▸ **GIVEN REQUEST**
Look through the data and write out every line with the word "система" in it.
━━━ DATA FOR THIS EXERCISE
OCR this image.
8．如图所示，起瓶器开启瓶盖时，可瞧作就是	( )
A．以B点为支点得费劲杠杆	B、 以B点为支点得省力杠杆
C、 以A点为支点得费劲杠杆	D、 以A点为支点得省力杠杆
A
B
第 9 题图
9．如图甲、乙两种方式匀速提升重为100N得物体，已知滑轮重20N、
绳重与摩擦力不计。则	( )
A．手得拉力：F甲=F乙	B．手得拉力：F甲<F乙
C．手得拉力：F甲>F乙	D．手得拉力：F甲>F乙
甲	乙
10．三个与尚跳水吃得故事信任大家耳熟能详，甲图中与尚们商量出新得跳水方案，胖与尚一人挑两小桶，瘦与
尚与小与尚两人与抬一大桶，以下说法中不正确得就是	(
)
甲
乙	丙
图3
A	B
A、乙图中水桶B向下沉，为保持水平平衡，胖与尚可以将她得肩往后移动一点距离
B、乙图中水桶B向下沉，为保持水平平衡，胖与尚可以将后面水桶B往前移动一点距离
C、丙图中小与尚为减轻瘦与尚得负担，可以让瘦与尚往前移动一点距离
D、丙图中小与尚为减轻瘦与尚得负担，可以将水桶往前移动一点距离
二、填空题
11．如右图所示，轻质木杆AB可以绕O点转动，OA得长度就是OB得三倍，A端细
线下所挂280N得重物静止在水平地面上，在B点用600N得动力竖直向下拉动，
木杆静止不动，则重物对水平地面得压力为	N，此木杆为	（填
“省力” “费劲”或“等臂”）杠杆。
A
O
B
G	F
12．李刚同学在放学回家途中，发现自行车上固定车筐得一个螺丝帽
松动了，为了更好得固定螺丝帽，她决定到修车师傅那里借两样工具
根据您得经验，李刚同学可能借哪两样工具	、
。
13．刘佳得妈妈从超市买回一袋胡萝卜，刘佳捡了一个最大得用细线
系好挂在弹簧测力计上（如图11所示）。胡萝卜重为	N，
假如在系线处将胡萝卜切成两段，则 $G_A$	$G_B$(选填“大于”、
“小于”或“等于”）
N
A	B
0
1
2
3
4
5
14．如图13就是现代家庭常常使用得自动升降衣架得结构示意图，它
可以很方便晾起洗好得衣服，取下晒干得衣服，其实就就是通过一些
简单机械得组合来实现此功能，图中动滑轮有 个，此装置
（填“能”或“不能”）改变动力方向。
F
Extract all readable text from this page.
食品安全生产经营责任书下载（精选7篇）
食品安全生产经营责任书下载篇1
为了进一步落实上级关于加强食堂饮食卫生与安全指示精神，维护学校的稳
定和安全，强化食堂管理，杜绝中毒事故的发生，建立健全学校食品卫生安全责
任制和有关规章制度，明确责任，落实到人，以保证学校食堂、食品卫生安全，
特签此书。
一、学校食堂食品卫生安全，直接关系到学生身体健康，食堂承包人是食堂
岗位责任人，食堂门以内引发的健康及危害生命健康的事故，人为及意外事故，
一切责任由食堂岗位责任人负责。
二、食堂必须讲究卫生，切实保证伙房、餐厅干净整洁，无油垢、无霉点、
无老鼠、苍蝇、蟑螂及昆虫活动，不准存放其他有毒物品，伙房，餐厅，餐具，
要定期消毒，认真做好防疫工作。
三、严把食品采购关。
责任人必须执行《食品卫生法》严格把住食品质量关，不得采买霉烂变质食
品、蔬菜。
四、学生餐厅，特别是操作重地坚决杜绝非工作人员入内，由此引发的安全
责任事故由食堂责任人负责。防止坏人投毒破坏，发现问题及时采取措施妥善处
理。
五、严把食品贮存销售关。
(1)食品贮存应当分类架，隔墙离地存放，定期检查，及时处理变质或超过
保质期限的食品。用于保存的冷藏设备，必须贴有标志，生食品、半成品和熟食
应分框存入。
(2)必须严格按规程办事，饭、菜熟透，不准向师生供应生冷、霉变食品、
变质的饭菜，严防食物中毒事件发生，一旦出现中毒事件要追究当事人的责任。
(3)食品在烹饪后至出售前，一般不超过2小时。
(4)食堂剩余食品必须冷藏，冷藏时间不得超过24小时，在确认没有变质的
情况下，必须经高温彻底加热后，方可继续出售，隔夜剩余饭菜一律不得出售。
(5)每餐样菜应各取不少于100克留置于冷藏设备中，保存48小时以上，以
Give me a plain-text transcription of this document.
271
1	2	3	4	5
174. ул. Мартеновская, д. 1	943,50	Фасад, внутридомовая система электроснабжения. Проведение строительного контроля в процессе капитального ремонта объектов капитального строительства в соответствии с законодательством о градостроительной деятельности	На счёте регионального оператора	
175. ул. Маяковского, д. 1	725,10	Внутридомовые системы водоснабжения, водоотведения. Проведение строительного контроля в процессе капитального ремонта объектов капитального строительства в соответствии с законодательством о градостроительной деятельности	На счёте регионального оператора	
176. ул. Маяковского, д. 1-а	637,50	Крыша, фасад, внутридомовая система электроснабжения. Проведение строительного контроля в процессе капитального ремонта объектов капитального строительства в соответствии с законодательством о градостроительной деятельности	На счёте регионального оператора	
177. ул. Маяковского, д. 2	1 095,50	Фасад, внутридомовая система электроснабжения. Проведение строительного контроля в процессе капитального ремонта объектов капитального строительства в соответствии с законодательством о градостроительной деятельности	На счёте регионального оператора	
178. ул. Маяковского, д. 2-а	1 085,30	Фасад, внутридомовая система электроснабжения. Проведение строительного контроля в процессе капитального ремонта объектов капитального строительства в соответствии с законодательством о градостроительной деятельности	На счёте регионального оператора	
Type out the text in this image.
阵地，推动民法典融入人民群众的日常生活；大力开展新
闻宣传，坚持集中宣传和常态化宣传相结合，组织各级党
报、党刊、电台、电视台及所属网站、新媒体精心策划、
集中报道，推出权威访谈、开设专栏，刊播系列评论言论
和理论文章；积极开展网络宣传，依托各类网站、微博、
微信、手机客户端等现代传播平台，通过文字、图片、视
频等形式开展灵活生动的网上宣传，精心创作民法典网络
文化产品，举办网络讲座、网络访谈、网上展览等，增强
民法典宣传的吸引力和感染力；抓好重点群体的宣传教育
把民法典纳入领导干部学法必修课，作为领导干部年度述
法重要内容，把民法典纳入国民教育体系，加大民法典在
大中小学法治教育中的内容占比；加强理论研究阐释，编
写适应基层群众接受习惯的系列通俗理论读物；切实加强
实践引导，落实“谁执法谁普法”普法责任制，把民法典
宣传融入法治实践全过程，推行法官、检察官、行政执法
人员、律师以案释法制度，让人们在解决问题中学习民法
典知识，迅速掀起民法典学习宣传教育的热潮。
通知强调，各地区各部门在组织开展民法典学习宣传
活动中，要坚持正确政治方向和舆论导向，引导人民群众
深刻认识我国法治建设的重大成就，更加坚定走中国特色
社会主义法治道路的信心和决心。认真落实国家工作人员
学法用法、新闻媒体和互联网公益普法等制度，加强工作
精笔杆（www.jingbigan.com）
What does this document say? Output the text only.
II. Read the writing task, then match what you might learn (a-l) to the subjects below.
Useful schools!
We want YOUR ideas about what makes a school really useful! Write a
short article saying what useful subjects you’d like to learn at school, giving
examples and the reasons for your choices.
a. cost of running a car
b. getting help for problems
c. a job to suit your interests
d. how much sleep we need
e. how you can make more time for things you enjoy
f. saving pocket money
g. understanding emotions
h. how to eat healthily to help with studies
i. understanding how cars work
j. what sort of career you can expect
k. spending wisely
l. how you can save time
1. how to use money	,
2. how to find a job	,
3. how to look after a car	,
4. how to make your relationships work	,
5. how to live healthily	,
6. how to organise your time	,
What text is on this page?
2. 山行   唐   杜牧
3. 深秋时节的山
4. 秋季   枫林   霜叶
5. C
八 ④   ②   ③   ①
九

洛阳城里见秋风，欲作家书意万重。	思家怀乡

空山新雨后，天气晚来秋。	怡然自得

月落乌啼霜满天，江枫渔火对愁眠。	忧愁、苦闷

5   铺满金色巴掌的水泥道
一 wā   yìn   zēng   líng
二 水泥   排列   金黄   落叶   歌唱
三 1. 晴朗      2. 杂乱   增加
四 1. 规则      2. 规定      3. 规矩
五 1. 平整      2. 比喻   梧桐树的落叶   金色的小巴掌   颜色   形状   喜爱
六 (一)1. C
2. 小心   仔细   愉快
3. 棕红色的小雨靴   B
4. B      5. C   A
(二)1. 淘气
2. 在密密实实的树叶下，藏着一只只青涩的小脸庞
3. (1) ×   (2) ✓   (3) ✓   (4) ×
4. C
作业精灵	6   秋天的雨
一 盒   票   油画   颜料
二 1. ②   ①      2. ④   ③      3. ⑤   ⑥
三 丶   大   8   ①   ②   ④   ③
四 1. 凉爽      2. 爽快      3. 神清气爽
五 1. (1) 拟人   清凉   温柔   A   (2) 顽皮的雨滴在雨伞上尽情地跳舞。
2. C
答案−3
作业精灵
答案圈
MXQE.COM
━━━━━━
▸ **SOLVED PROBLEM**
174. ул. Мартеновская, д. 1	943,50	Фасад, внутридомовая система электроснабжения. Проведение строительного контроля в процессе капитального ремонта объектов капитального строительства в соответствии с законодательством о градостроительной деятельности	На счёте регионального оператора	
176. ул. Маяковского, д. 1-а	637,50	Крыша, фасад, внутридомовая система электроснабжения. Проведение строительного контроля в процессе капитального ремонта объектов капитального строительства в соответствии с законодательством о градостроительной деятельности	На счёте регионального оператора	
177. ул. Маяковского, д. 2	1 095,50	Фасад, внутридомовая система электроснабжения. Проведение строительного контроля в процессе капитального ремонта объектов капитального строительства в соответствии с законодательством о градостроительной деятельности	На счёте регионального оператора	
178. ул. Маяковского, д. 2-а	1 085,30	Фасад, внутридомовая система электроснабжения. Проведение строительного контроля в процессе капитального ремонта объектов капитального строительства в соответствии с законодательством о градостроительной деятельности	На счёте регионального оператора	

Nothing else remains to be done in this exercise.